Information provided
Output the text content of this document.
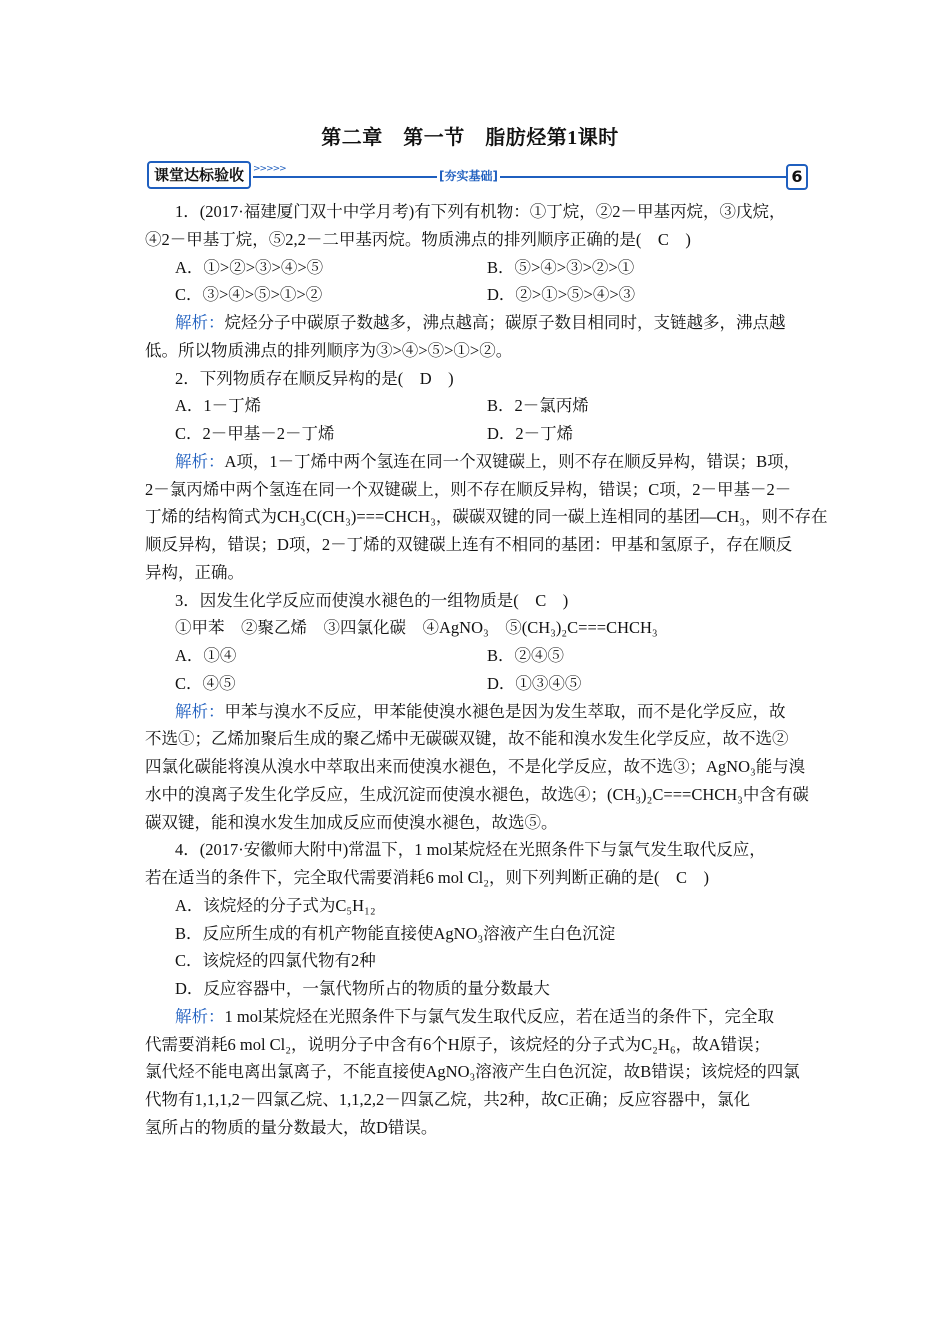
第二章　第一节　脂肪烃第1课时
课堂达标验收 >>>>>	[夯实基础]	6
1．(2017·福建厦门双十中学月考)有下列有机物：①丁烷，②2－甲基丙烷，③戊烷，
④2－甲基丁烷，⑤2,2－二甲基丙烷。物质沸点的排列顺序正确的是(　C　)
A．①>②>③>④>⑤	B．⑤>④>③>②>①
C．③>④>⑤>①>②	D．②>①>⑤>④>③
解析：烷烃分子中碳原子数越多，沸点越高；碳原子数目相同时，支链越多，沸点越
低。所以物质沸点的排列顺序为③>④>⑤>①>②。
2．下列物质存在顺反异构的是(　D　)
A．1－丁烯	B．2－氯丙烯
C．2－甲基－2－丁烯	D．2－丁烯
解析：A项，1－丁烯中两个氢连在同一个双键碳上，则不存在顺反异构，错误；B项，
2－氯丙烯中两个氢连在同一个双键碳上，则不存在顺反异构，错误；C项，2－甲基－2－
丁烯的结构简式为CH₃C(CH₃)===CHCH₃，碳碳双键的同一碳上连相同的基团—CH₃，则不存在
顺反异构，错误；D项，2－丁烯的双键碳上连有不相同的基团：甲基和氢原子，存在顺反
异构，正确。
3．因发生化学反应而使溴水褪色的一组物质是(　C　)
①甲苯　②聚乙烯　③四氯化碳　④AgNO₃　⑤(CH₃)₂C===CHCH₃
A．①④	B．②④⑤
C．④⑤	D．①③④⑤
解析：甲苯与溴水不反应，甲苯能使溴水褪色是因为发生萃取，而不是化学反应，故
不选①；乙烯加聚后生成的聚乙烯中无碳碳双键，故不能和溴水发生化学反应，故不选②
四氯化碳能将溴从溴水中萃取出来而使溴水褪色，不是化学反应，故不选③；AgNO₃能与溴
水中的溴离子发生化学反应，生成沉淀而使溴水褪色，故选④；(CH₃)₂C===CHCH₃中含有碳
碳双键，能和溴水发生加成反应而使溴水褪色，故选⑤。
4．(2017·安徽师大附中)常温下，1 mol某烷烃在光照条件下与氯气发生取代反应，
若在适当的条件下，完全取代需要消耗6 mol Cl₂，则下列判断正确的是(　C　)
A．该烷烃的分子式为C₅H₁₂
B．反应所生成的有机产物能直接使AgNO₃溶液产生白色沉淀
C．该烷烃的四氯代物有2种
D．反应容器中，一氯代物所占的物质的量分数最大
解析：1 mol某烷烃在光照条件下与氯气发生取代反应，若在适当的条件下，完全取
代需要消耗6 mol Cl₂，说明分子中含有6个H原子，该烷烃的分子式为C₂H₆，故A错误；
氯代烃不能电离出氯离子，不能直接使AgNO₃溶液产生白色沉淀，故B错误；该烷烃的四氯
代物有1,1,1,2－四氯乙烷、1,1,2,2－四氯乙烷，共2种，故C正确；反应容器中，氯化
氢所占的物质的量分数最大，故D错误。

Your instructions
Calculate how many lines of the material include the string "若在适当的条件下", and state that number by itself.

Task solution
2